__What to produce__
Collect every line below that contains the word "input".
##############################
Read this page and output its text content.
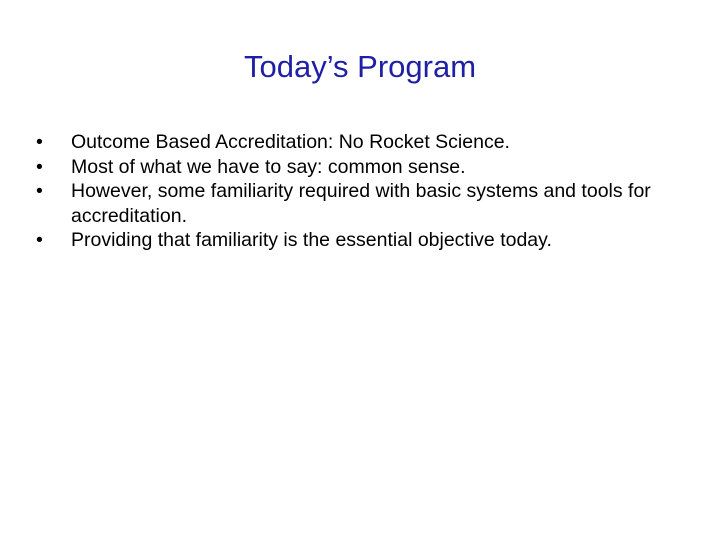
Today’s Program
•	Outcome Based Accreditation: No Rocket Science.
•	Most of what we have to say: common sense.
•	However, some familiarity required with basic systems and tools for accreditation.
•	Providing that familiarity is the essential objective today.
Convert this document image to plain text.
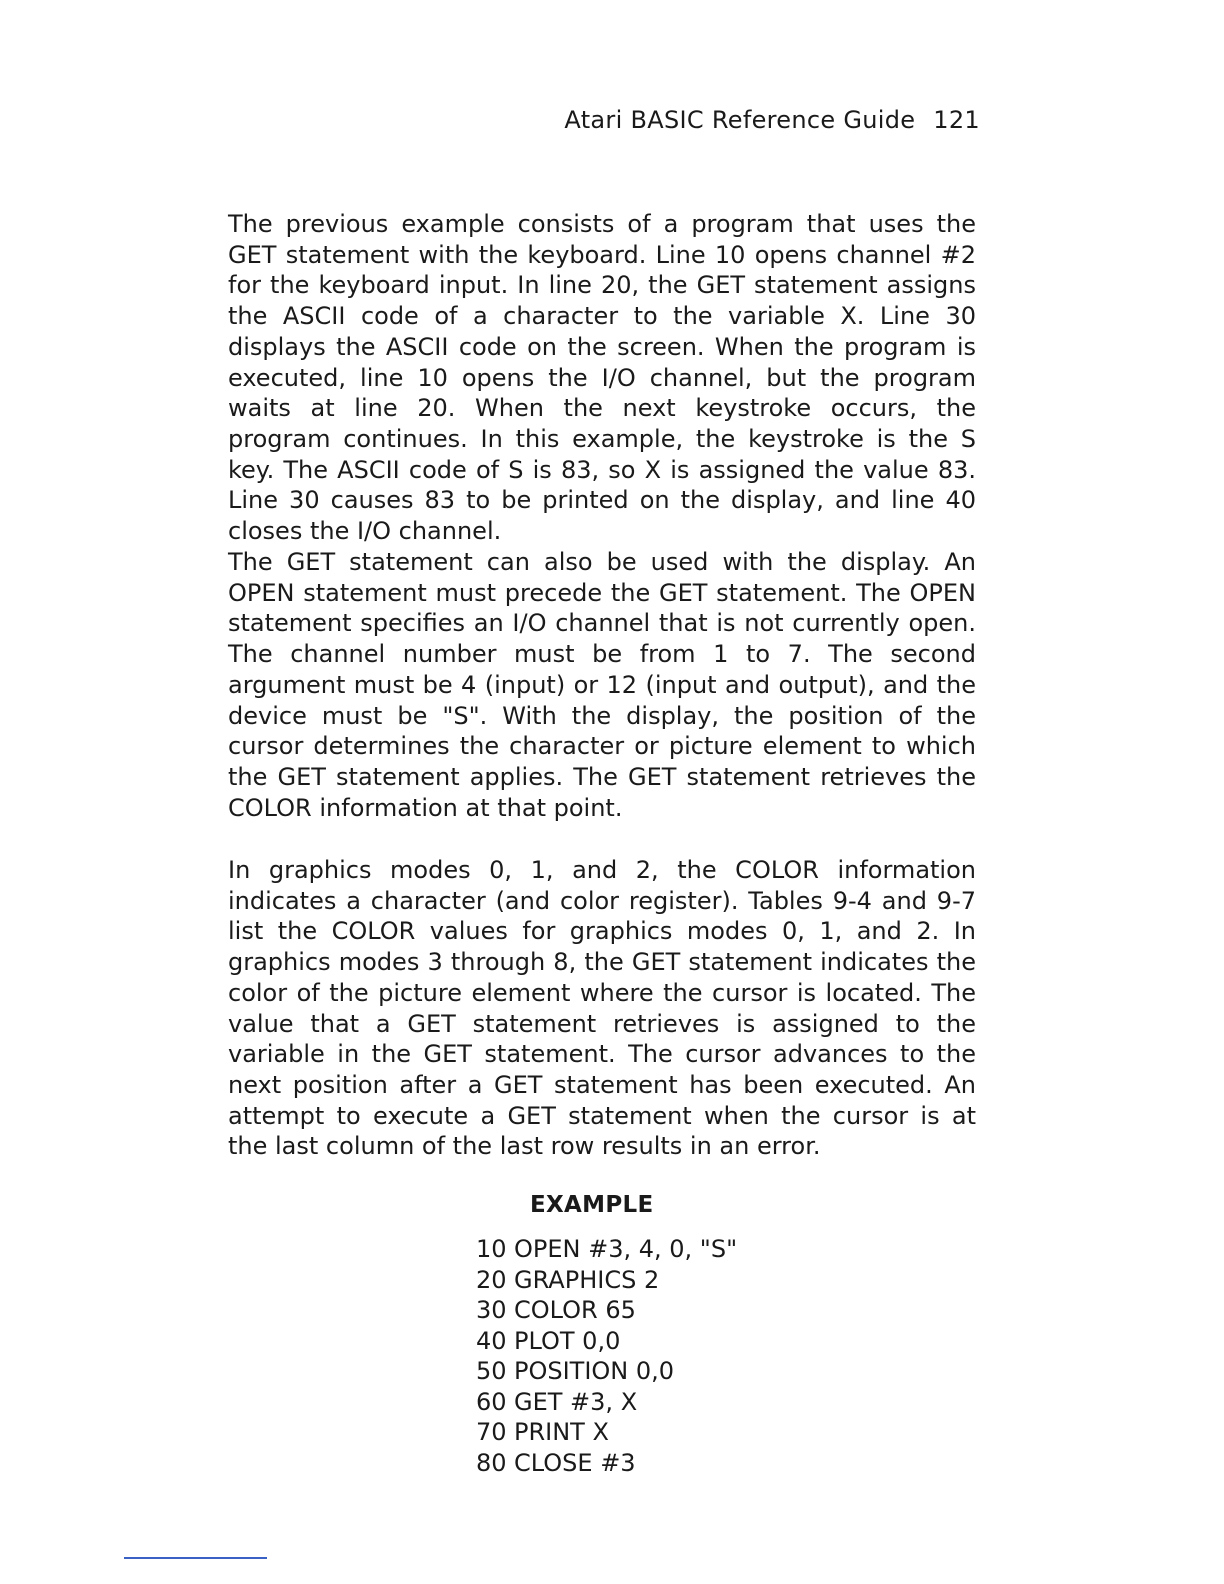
Atari BASIC Reference Guide 121

The previous example consists of a program that uses the GET statement with the keyboard. Line 10 opens channel #2 for the keyboard input. In line 20, the GET statement assigns the ASCII code of a character to the variable X. Line 30 displays the ASCII code on the screen. When the program is executed, line 10 opens the I/O channel, but the program waits at line 20. When the next keystroke occurs, the program continues. In this example, the keystroke is the S key. The ASCII code of S is 83, so X is assigned the value 83. Line 30 causes 83 to be printed on the display, and line 40 closes the I/O channel.

The GET statement can also be used with the display. An OPEN statement must precede the GET statement. The OPEN statement specifies an I/O channel that is not currently open. The channel number must be from 1 to 7. The second argument must be 4 (input) or 12 (input and output), and the device must be "S". With the display, the position of the cursor determines the character or picture element to which the GET statement applies. The GET statement retrieves the COLOR information at that point.

In graphics modes 0, 1, and 2, the COLOR information indicates a character (and color register). Tables 9-4 and 9-7 list the COLOR values for graphics modes 0, 1, and 2. In graphics modes 3 through 8, the GET statement indicates the color of the picture element where the cursor is located. The value that a GET statement retrieves is assigned to the variable in the GET statement. The cursor advances to the next position after a GET statement has been executed. An attempt to execute a GET statement when the cursor is at the last column of the last row results in an error.

EXAMPLE
10 OPEN #3, 4, 0, "S"
20 GRAPHICS 2
30 COLOR 65
40 PLOT 0,0
50 POSITION 0,0
60 GET #3, X
70 PRINT X
80 CLOSE #3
##############################
__Written reply__
The previous example consists of a program that uses the GET statement with the keyboard. Line 10 opens channel #2 for the keyboard input. In line 20, the GET statement assigns the ASCII code of a character to the variable X. Line 30 displays the ASCII code on the screen. When the program is executed, line 10 opens the I/O channel, but the program waits at line 20. When the next keystroke occurs, the program continues. In this example, the keystroke is the S key. The ASCII code of S is 83, so X is assigned the value 83. Line 30 causes 83 to be printed on the display, and line 40 closes the I/O channel.
The GET statement can also be used with the display. An OPEN statement must precede the GET statement. The OPEN statement specifies an I/O channel that is not currently open. The channel number must be from 1 to 7. The second argument must be 4 (input) or 12 (input and output), and the device must be "S". With the display, the position of the cursor determines the character or picture element to which the GET statement applies. The GET statement retrieves the COLOR information at that point.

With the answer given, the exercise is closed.